• [Supplied data]:
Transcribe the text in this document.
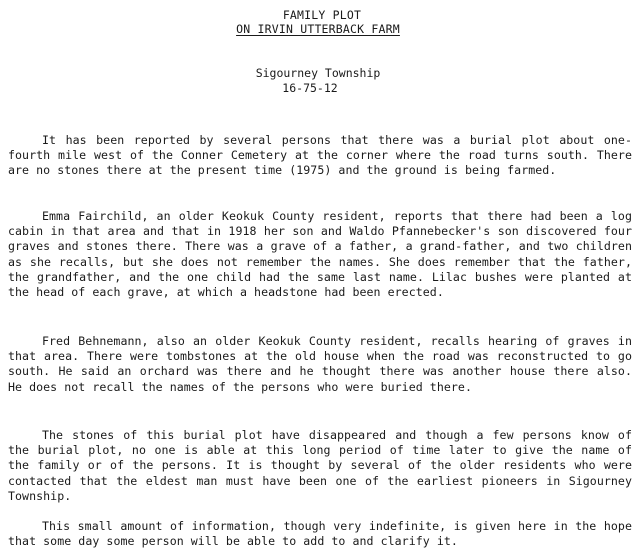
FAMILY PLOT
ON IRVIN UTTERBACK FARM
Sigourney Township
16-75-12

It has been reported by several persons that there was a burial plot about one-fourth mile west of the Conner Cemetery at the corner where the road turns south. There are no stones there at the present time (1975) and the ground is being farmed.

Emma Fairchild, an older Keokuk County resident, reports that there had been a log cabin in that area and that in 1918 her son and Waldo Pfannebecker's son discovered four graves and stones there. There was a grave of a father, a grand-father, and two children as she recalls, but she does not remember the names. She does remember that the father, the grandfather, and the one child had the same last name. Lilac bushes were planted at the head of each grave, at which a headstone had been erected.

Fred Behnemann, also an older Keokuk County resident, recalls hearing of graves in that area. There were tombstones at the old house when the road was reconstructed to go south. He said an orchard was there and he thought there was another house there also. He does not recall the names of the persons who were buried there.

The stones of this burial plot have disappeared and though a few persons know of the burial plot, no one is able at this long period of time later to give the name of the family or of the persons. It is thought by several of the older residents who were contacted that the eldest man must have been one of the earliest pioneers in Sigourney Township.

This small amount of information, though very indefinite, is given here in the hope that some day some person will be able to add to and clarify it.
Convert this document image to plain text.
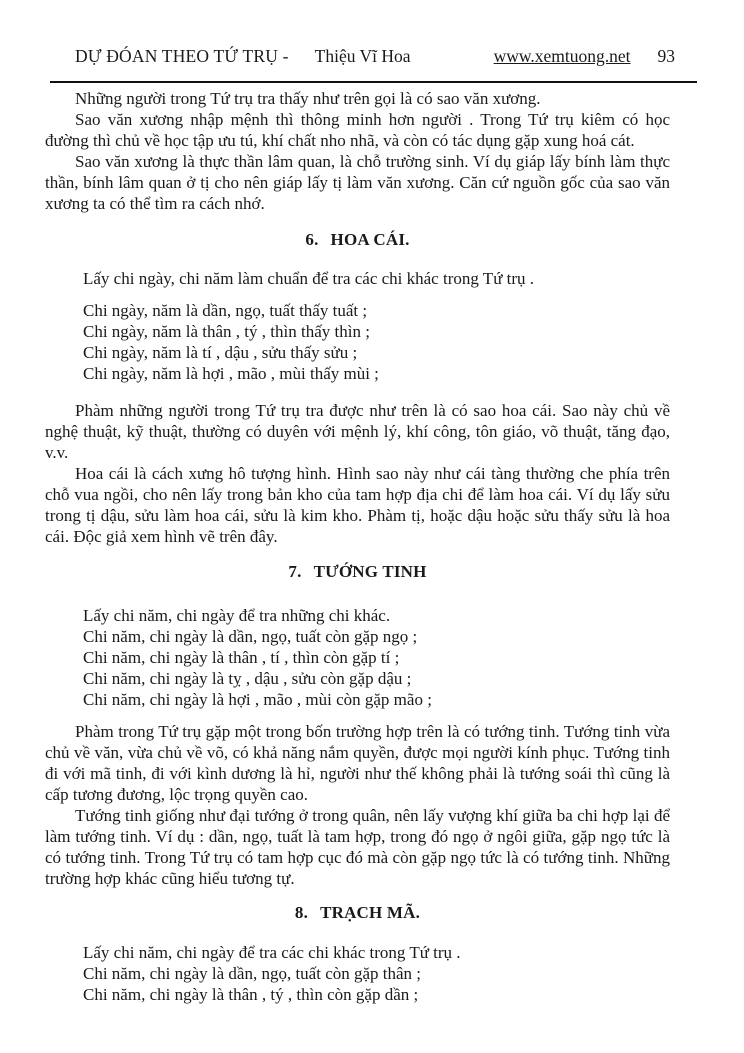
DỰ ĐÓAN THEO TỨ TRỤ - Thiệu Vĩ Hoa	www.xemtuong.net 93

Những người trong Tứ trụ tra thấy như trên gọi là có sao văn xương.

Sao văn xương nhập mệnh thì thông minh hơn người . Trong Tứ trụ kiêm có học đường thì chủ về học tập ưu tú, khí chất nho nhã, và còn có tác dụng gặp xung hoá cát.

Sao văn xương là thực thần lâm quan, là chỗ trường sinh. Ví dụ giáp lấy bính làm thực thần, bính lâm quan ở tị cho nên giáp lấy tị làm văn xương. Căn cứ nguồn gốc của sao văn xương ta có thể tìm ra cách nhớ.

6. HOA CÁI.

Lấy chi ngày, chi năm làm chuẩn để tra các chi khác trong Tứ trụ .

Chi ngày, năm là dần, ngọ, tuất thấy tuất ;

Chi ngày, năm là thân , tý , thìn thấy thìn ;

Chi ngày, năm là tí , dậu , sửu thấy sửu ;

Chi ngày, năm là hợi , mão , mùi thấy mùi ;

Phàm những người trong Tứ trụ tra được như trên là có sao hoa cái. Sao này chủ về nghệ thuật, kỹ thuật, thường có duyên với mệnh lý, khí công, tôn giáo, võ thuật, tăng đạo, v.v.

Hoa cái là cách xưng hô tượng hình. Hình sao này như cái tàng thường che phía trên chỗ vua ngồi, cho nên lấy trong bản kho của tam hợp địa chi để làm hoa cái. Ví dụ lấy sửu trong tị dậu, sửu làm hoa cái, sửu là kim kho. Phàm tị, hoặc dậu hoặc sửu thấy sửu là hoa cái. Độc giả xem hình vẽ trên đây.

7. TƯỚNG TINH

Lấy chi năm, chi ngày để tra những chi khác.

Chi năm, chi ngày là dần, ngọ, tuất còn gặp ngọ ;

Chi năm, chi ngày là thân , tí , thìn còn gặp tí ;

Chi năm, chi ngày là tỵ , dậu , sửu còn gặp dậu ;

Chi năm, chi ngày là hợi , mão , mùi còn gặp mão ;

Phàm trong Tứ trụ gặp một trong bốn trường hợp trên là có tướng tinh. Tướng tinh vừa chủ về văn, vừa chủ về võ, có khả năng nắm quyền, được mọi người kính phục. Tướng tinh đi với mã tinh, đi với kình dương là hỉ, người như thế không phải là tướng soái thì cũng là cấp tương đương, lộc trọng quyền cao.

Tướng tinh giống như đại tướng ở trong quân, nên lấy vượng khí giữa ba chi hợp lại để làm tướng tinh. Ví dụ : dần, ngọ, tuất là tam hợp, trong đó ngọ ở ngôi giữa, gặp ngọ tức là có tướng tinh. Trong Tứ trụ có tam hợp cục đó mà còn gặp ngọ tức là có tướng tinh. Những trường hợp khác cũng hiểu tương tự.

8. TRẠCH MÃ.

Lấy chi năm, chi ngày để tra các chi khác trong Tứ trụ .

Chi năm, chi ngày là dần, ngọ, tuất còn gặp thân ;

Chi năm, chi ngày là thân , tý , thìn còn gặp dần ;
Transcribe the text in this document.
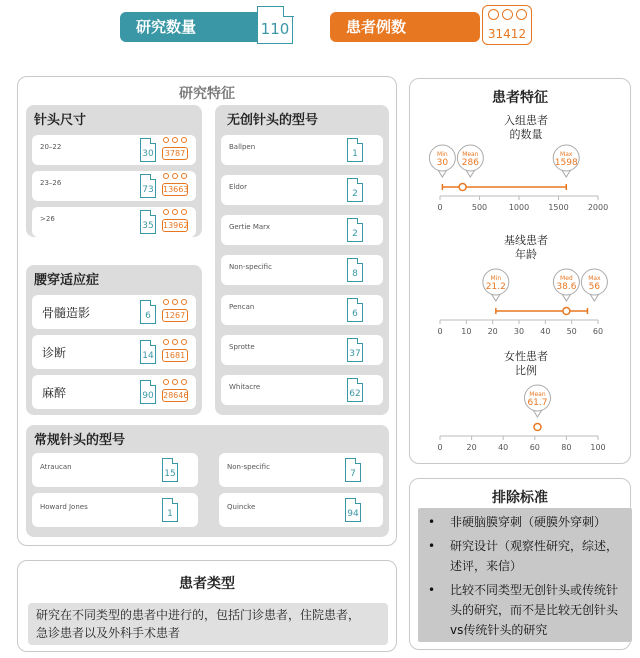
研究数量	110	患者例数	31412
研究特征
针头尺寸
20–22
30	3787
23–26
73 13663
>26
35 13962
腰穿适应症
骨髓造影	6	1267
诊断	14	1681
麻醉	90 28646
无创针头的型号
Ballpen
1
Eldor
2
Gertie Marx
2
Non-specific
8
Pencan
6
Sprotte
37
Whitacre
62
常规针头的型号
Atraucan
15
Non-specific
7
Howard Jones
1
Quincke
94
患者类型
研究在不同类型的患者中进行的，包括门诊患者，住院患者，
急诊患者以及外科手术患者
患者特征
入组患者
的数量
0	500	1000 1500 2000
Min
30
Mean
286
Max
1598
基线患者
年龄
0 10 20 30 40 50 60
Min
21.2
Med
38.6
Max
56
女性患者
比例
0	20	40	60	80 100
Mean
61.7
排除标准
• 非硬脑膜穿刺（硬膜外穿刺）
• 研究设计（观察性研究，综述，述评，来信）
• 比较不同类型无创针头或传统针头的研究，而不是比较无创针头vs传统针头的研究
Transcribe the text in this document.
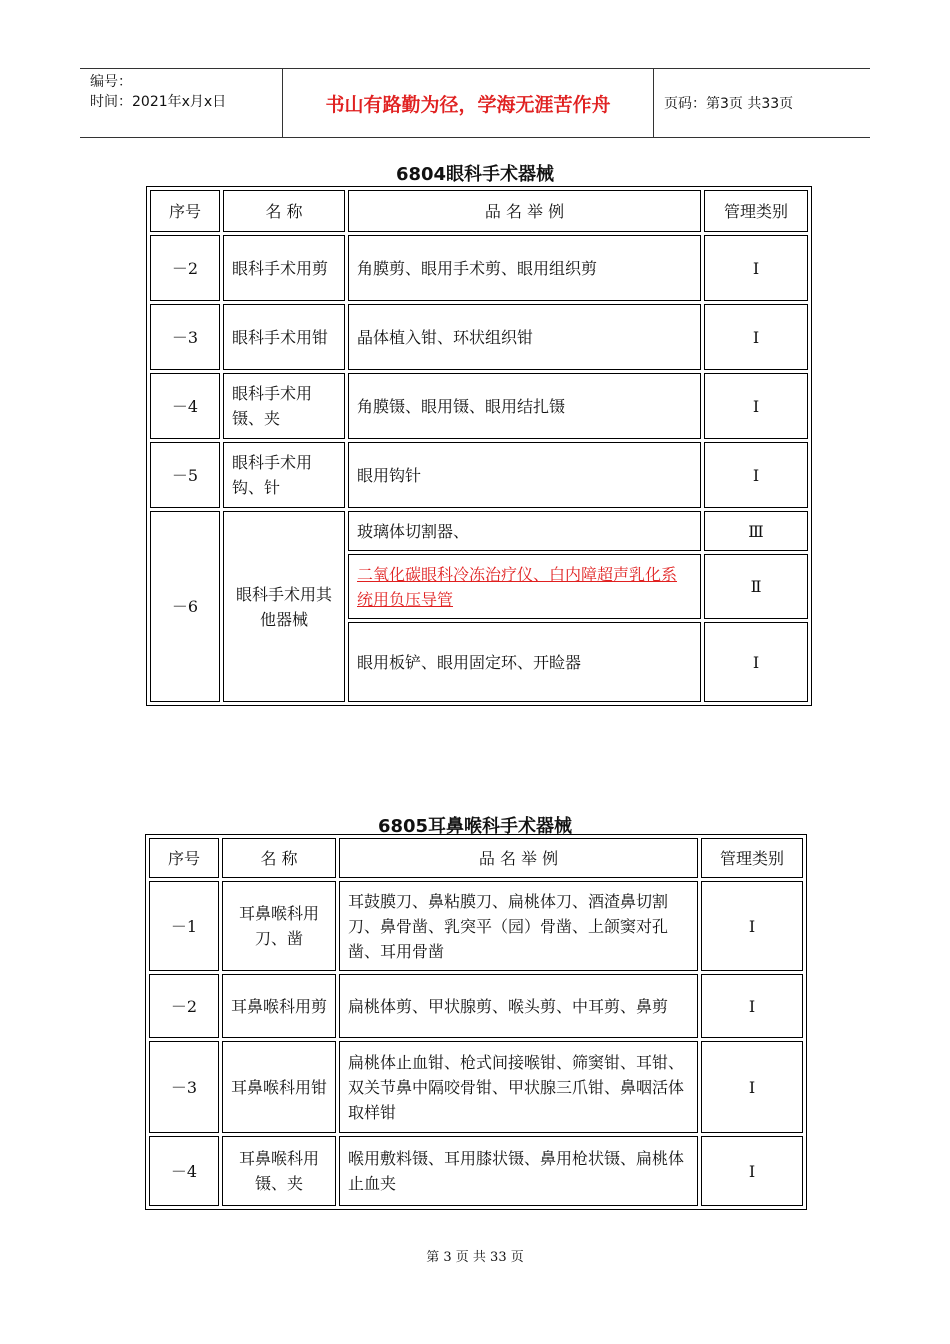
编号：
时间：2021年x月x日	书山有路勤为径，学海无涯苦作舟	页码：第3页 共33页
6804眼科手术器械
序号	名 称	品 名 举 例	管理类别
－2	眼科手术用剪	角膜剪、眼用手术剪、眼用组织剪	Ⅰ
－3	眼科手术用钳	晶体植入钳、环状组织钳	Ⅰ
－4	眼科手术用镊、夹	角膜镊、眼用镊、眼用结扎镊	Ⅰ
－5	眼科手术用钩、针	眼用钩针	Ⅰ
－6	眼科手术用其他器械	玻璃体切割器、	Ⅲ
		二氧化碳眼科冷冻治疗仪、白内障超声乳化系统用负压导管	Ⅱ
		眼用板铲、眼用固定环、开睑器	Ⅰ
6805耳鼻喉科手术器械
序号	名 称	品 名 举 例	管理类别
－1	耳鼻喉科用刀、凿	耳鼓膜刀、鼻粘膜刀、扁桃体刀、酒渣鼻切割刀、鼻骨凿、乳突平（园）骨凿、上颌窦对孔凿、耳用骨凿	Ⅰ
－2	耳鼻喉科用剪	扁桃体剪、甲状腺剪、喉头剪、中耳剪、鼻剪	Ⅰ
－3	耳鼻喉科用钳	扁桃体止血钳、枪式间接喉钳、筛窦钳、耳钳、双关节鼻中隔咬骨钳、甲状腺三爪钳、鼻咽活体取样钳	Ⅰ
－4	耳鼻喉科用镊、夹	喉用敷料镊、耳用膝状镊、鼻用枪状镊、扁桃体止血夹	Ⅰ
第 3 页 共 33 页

• [Given problem]:
What is needed is an exact reproduction of the data, pictures excluded.

• [Finished answer]:
Transcribe the text in this document.
FAMILY PLOT
ON IRVIN UTTERBACK FARM
Sigourney Township
16-75-12

It has been reported by several persons that there was a burial plot about one-fourth mile west of the Conner Cemetery at the corner where the road turns south. There are no stones there at the present time (1975) and the ground is being farmed.

Emma Fairchild, an older Keokuk County resident, reports that there had been a log cabin in that area and that in 1918 her son and Waldo Pfannebecker's son discovered four graves and stones there. There was a grave of a father, a grand-father, and two children as she recalls, but she does not remember the names. She does remember that the father, the grandfather, and the one child had the same last name. Lilac bushes were planted at the head of each grave, at which a headstone had been erected.

Fred Behnemann, also an older Keokuk County resident, recalls hearing of graves in that area. There were tombstones at the old house when the road was reconstructed to go south. He said an orchard was there and he thought there was another house there also. He does not recall the names of the persons who were buried there.

The stones of this burial plot have disappeared and though a few persons know of the burial plot, no one is able at this long period of time later to give the name of the family or of the persons. It is thought by several of the older residents who were contacted that the eldest man must have been one of the earliest pioneers in Sigourney Township.

This small amount of information, though very indefinite, is given here in the hope that some day some person will be able to add to and clarify it.
Convert this document image to plain text.
DỰ ĐÓAN THEO TỨ TRỤ - Thiệu Vĩ Hoa	www.xemtuong.net 93

Những người trong Tứ trụ tra thấy như trên gọi là có sao văn xương.

Sao văn xương nhập mệnh thì thông minh hơn người . Trong Tứ trụ kiêm có học đường thì chủ về học tập ưu tú, khí chất nho nhã, và còn có tác dụng gặp xung hoá cát.

Sao văn xương là thực thần lâm quan, là chỗ trường sinh. Ví dụ giáp lấy bính làm thực thần, bính lâm quan ở tị cho nên giáp lấy tị làm văn xương. Căn cứ nguồn gốc của sao văn xương ta có thể tìm ra cách nhớ.

6. HOA CÁI.

Lấy chi ngày, chi năm làm chuẩn để tra các chi khác trong Tứ trụ .

Chi ngày, năm là dần, ngọ, tuất thấy tuất ;

Chi ngày, năm là thân , tý , thìn thấy thìn ;

Chi ngày, năm là tí , dậu , sửu thấy sửu ;

Chi ngày, năm là hợi , mão , mùi thấy mùi ;

Phàm những người trong Tứ trụ tra được như trên là có sao hoa cái. Sao này chủ về nghệ thuật, kỹ thuật, thường có duyên với mệnh lý, khí công, tôn giáo, võ thuật, tăng đạo, v.v.

Hoa cái là cách xưng hô tượng hình. Hình sao này như cái tàng thường che phía trên chỗ vua ngồi, cho nên lấy trong bản kho của tam hợp địa chi để làm hoa cái. Ví dụ lấy sửu trong tị dậu, sửu làm hoa cái, sửu là kim kho. Phàm tị, hoặc dậu hoặc sửu thấy sửu là hoa cái. Độc giả xem hình vẽ trên đây.

7. TƯỚNG TINH

Lấy chi năm, chi ngày để tra những chi khác.

Chi năm, chi ngày là dần, ngọ, tuất còn gặp ngọ ;

Chi năm, chi ngày là thân , tí , thìn còn gặp tí ;

Chi năm, chi ngày là tỵ , dậu , sửu còn gặp dậu ;

Chi năm, chi ngày là hợi , mão , mùi còn gặp mão ;

Phàm trong Tứ trụ gặp một trong bốn trường hợp trên là có tướng tinh. Tướng tinh vừa chủ về văn, vừa chủ về võ, có khả năng nắm quyền, được mọi người kính phục. Tướng tinh đi với mã tinh, đi với kình dương là hỉ, người như thế không phải là tướng soái thì cũng là cấp tương đương, lộc trọng quyền cao.

Tướng tinh giống như đại tướng ở trong quân, nên lấy vượng khí giữa ba chi hợp lại để làm tướng tinh. Ví dụ : dần, ngọ, tuất là tam hợp, trong đó ngọ ở ngôi giữa, gặp ngọ tức là có tướng tinh. Trong Tứ trụ có tam hợp cục đó mà còn gặp ngọ tức là có tướng tinh. Những trường hợp khác cũng hiểu tương tự.

8. TRẠCH MÃ.

Lấy chi năm, chi ngày để tra các chi khác trong Tứ trụ .

Chi năm, chi ngày là dần, ngọ, tuất còn gặp thân ;

Chi năm, chi ngày là thân , tý , thìn còn gặp dần ;
Transcribe the text in this document.
研究数量	110	患者例数	31412
研究特征
针头尺寸
20–22
30	3787
23–26
73 13663
>26
35 13962
腰穿适应症
骨髓造影	6	1267
诊断	14	1681
麻醉	90 28646
无创针头的型号
Ballpen
1
Eldor
2
Gertie Marx
2
Non-specific
8
Pencan
6
Sprotte
37
Whitacre
62
常规针头的型号
Atraucan
15
Non-specific
7
Howard Jones
1
Quincke
94
患者类型
研究在不同类型的患者中进行的，包括门诊患者，住院患者，
急诊患者以及外科手术患者
患者特征
入组患者
的数量
0	500	1000 1500 2000
Min
30
Mean
286
Max
1598
基线患者
年龄
0 10 20 30 40 50 60
Min
21.2
Med
38.6
Max
56
女性患者
比例
0	20	40	60	80 100
Mean
61.7
排除标准
• 非硬脑膜穿刺（硬膜外穿刺）
• 研究设计（观察性研究，综述，述评，来信）
• 比较不同类型无创针头或传统针头的研究，而不是比较无创针头vs传统针头的研究
Transcribe the text in this document.
编号：
时间：2021年x月x日	书山有路勤为径，学海无涯苦作舟	页码：第3页 共33页
6804眼科手术器械
序号	名 称	品 名 举 例	管理类别
－2	眼科手术用剪	角膜剪、眼用手术剪、眼用组织剪	Ⅰ
－3	眼科手术用钳	晶体植入钳、环状组织钳	Ⅰ
－4	眼科手术用镊、夹	角膜镊、眼用镊、眼用结扎镊	Ⅰ
－5	眼科手术用钩、针	眼用钩针	Ⅰ
－6	眼科手术用其他器械	玻璃体切割器、	Ⅲ
		二氧化碳眼科冷冻治疗仪、白内障超声乳化系统用负压导管	Ⅱ
		眼用板铲、眼用固定环、开睑器	Ⅰ
6805耳鼻喉科手术器械
序号	名 称	品 名 举 例	管理类别
－1	耳鼻喉科用刀、凿	耳鼓膜刀、鼻粘膜刀、扁桃体刀、酒渣鼻切割刀、鼻骨凿、乳突平（园）骨凿、上颌窦对孔凿、耳用骨凿	Ⅰ
－2	耳鼻喉科用剪	扁桃体剪、甲状腺剪、喉头剪、中耳剪、鼻剪	Ⅰ
－3	耳鼻喉科用钳	扁桃体止血钳、枪式间接喉钳、筛窦钳、耳钳、双关节鼻中隔咬骨钳、甲状腺三爪钳、鼻咽活体取样钳	Ⅰ
－4	耳鼻喉科用镊、夹	喉用敷料镊、耳用膝状镊、鼻用枪状镊、扁桃体止血夹	Ⅰ
第 3 页 共 33 页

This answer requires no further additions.